11-741/11-641/11-441 S19 Syllabus

Machine Learning and Text Mining

INSTRUCTOR: Prof. Yiming Yang, yiming [at] cs.cmu.edu

TIME AND LOCATION: TR, 12:00 - 1:20pm, HH B131

DESCRIPTION

This is a full-semester lecture-oriented course (12 units) for the PhD-level, MS-level and undergraduate students who meet the prerequisites. It offers a blend of core theory, algorithms, evaluation methodologies and applications of scalable data analytic techniques. Specifically, the covered topics include

·        Link Analysis

·        Collaborative Filtering

·        Social-media Analysis

·        Web-scale Text Classification

·        Learning to Rank for Information Retrieval

·        Deep Learning for Text Analysis

·        Matrix factorization (with SVD, non-negative and probabilistic matrix completion)

·        Stochastic gradient descent

·        Statistical significance tests

PREREQUISITES

·        CS courses on data structures, algorithms and programming (e.g. 15-213), linear algebra (e.g. 21-241 or 21-341) and intro probability (e.g. 21-325)

● **WORK TO COMPLETE**
According to the course syllabus, at what time and location does the class meet?

● **DATASET EXTRACT**
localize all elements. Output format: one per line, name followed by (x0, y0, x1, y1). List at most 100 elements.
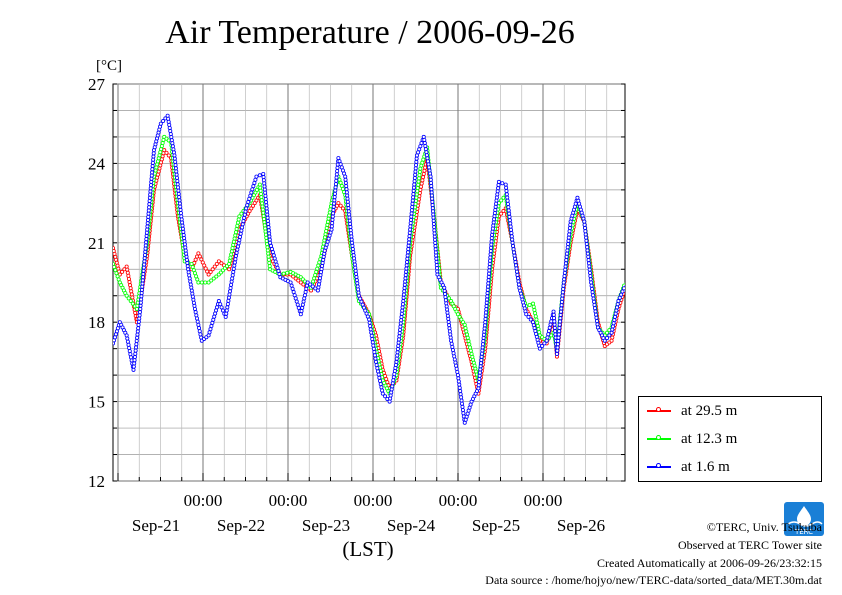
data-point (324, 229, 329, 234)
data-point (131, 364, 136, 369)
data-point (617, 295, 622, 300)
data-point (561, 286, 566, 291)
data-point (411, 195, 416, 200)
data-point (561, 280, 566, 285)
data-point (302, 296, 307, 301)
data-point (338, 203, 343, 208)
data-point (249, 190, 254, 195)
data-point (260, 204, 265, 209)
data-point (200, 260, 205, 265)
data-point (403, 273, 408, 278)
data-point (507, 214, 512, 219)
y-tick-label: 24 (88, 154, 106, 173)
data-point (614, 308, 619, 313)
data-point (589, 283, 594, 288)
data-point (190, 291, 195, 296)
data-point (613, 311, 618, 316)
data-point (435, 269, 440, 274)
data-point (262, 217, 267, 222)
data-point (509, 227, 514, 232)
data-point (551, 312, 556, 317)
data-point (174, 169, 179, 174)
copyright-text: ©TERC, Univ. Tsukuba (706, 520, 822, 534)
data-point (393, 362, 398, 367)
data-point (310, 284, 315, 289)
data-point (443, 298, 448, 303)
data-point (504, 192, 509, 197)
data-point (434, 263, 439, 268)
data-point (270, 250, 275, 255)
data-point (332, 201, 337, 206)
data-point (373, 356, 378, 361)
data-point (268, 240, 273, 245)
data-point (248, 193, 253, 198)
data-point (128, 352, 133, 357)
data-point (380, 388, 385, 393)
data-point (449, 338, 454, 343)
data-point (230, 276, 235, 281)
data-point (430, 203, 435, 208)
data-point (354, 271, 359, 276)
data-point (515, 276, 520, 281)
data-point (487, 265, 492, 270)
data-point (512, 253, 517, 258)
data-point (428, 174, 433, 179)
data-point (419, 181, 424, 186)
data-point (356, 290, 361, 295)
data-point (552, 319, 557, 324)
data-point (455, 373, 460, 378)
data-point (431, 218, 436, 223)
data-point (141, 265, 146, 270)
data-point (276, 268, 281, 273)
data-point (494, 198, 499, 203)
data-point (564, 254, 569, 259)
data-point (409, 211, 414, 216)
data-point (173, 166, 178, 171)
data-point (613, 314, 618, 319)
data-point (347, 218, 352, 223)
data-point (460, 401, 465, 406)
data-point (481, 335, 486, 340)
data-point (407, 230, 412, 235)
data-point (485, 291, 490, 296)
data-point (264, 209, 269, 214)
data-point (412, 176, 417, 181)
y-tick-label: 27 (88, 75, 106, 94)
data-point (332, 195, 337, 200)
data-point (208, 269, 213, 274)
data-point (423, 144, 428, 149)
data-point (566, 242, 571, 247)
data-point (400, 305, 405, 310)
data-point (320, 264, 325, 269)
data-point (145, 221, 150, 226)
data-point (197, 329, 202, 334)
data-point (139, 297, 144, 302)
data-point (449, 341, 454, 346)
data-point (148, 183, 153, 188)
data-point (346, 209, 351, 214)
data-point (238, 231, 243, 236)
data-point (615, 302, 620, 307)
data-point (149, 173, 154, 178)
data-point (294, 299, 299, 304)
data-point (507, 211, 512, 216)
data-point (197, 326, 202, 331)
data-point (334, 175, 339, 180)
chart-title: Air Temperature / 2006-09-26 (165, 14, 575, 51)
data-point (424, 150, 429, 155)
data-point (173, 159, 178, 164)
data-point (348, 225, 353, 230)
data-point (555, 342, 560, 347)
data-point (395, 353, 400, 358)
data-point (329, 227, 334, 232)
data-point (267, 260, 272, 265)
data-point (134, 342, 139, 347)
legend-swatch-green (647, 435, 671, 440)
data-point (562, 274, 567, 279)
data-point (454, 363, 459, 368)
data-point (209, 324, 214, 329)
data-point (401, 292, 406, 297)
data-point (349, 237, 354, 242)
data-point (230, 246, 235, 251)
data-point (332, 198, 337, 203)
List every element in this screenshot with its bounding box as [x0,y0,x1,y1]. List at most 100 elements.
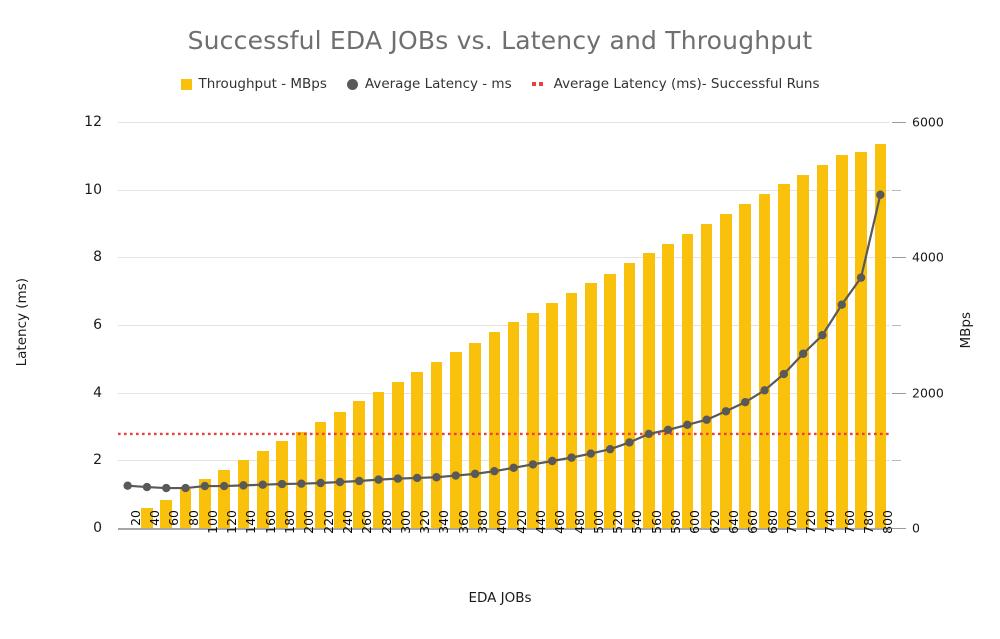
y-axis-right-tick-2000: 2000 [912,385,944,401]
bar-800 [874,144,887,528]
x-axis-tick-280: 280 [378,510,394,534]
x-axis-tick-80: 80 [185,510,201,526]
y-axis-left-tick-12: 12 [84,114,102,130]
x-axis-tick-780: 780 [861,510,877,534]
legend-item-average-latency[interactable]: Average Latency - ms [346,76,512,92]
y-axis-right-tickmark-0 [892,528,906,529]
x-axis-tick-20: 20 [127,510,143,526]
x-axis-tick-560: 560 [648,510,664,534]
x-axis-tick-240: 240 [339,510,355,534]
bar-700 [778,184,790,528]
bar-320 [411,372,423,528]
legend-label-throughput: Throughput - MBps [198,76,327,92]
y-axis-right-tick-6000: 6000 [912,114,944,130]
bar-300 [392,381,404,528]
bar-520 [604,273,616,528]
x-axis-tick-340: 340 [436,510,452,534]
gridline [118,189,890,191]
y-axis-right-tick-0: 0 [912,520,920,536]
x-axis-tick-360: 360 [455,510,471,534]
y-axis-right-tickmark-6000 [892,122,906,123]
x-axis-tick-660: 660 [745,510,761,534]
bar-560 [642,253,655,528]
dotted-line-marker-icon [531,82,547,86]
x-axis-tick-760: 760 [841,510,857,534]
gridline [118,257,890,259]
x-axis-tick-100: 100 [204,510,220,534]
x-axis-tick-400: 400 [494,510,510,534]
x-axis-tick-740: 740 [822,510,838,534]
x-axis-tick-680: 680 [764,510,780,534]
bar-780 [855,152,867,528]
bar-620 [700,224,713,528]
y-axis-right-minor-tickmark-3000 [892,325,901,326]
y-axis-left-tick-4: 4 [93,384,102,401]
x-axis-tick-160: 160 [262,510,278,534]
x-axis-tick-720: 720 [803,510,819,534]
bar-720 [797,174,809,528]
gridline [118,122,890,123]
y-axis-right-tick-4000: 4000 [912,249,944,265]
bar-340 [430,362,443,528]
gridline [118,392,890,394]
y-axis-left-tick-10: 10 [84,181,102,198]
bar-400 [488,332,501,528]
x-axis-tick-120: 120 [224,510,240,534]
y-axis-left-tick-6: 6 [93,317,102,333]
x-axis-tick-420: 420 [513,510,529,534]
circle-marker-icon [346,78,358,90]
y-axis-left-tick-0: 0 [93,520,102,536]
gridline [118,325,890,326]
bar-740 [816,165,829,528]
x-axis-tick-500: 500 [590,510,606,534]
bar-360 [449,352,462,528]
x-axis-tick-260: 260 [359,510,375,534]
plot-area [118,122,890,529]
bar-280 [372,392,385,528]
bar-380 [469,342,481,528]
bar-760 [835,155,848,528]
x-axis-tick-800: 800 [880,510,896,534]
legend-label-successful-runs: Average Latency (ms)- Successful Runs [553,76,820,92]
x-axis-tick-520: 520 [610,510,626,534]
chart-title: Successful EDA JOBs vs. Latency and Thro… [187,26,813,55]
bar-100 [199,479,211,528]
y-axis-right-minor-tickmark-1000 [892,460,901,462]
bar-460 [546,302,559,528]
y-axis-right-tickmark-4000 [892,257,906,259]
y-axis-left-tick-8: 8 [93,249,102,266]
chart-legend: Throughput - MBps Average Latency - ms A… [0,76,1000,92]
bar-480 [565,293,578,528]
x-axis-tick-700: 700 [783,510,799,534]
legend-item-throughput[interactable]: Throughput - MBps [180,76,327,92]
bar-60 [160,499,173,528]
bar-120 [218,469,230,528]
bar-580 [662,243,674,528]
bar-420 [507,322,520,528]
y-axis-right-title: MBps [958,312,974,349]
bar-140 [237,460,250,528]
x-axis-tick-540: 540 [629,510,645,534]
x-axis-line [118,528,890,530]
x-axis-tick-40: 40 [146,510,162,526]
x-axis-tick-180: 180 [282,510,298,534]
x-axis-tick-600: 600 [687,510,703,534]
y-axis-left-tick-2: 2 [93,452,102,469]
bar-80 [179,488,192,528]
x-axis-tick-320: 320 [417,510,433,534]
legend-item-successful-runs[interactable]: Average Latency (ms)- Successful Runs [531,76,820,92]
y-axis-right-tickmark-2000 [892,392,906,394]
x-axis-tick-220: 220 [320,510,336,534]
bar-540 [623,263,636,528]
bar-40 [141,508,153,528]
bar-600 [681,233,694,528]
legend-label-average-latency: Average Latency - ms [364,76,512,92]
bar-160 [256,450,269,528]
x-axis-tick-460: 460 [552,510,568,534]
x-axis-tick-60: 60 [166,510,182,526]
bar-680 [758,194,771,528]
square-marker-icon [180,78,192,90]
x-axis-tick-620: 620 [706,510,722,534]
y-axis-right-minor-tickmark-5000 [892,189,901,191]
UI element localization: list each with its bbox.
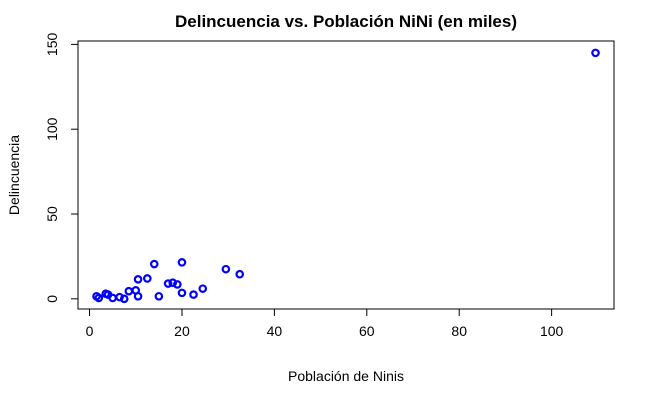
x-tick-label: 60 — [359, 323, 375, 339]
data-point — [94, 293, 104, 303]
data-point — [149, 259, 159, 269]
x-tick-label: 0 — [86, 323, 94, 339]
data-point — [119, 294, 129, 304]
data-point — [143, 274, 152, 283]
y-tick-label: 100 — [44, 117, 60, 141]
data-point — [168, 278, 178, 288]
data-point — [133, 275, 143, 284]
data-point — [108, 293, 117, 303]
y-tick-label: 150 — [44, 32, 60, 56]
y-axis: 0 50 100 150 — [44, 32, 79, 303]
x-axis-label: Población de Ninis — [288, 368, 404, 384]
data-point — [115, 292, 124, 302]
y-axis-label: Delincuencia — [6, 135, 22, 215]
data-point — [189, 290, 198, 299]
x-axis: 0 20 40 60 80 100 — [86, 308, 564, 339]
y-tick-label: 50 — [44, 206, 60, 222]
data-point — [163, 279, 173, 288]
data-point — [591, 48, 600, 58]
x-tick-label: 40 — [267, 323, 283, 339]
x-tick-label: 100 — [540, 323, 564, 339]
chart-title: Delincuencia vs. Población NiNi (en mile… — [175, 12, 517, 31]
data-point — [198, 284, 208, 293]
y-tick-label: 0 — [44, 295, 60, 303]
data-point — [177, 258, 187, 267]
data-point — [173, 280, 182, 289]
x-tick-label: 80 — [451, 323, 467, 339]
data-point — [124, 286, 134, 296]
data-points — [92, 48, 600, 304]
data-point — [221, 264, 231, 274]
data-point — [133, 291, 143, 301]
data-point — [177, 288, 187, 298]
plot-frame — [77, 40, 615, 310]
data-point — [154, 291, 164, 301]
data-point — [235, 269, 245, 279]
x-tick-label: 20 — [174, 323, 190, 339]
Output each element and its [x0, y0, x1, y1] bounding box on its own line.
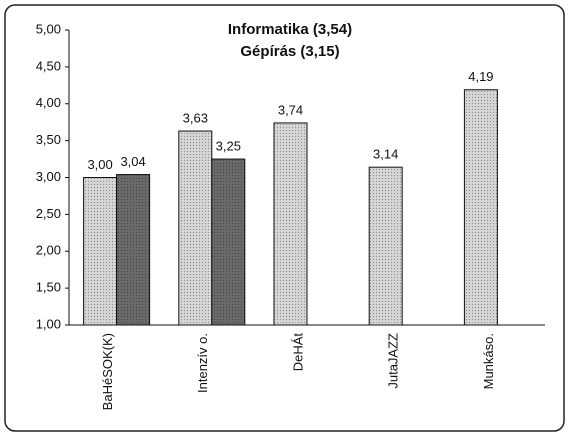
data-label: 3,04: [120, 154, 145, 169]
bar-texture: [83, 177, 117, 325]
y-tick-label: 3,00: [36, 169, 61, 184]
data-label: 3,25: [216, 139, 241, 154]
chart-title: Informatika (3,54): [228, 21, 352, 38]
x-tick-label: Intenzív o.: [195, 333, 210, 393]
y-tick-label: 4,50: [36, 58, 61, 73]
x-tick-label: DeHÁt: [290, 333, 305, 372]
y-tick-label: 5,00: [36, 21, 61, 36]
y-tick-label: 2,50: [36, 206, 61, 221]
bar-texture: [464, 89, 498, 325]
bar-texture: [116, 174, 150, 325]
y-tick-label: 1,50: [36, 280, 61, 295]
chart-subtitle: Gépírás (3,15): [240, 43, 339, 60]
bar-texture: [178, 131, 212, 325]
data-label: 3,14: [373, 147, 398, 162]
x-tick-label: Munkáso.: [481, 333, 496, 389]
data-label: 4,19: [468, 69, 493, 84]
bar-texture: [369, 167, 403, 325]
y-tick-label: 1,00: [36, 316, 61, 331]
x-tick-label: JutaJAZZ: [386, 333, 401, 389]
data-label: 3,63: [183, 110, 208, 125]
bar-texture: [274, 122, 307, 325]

● **ANSWER TO THE PROBLEM**
TR, 12:00 - 1:20pm, in HH B131.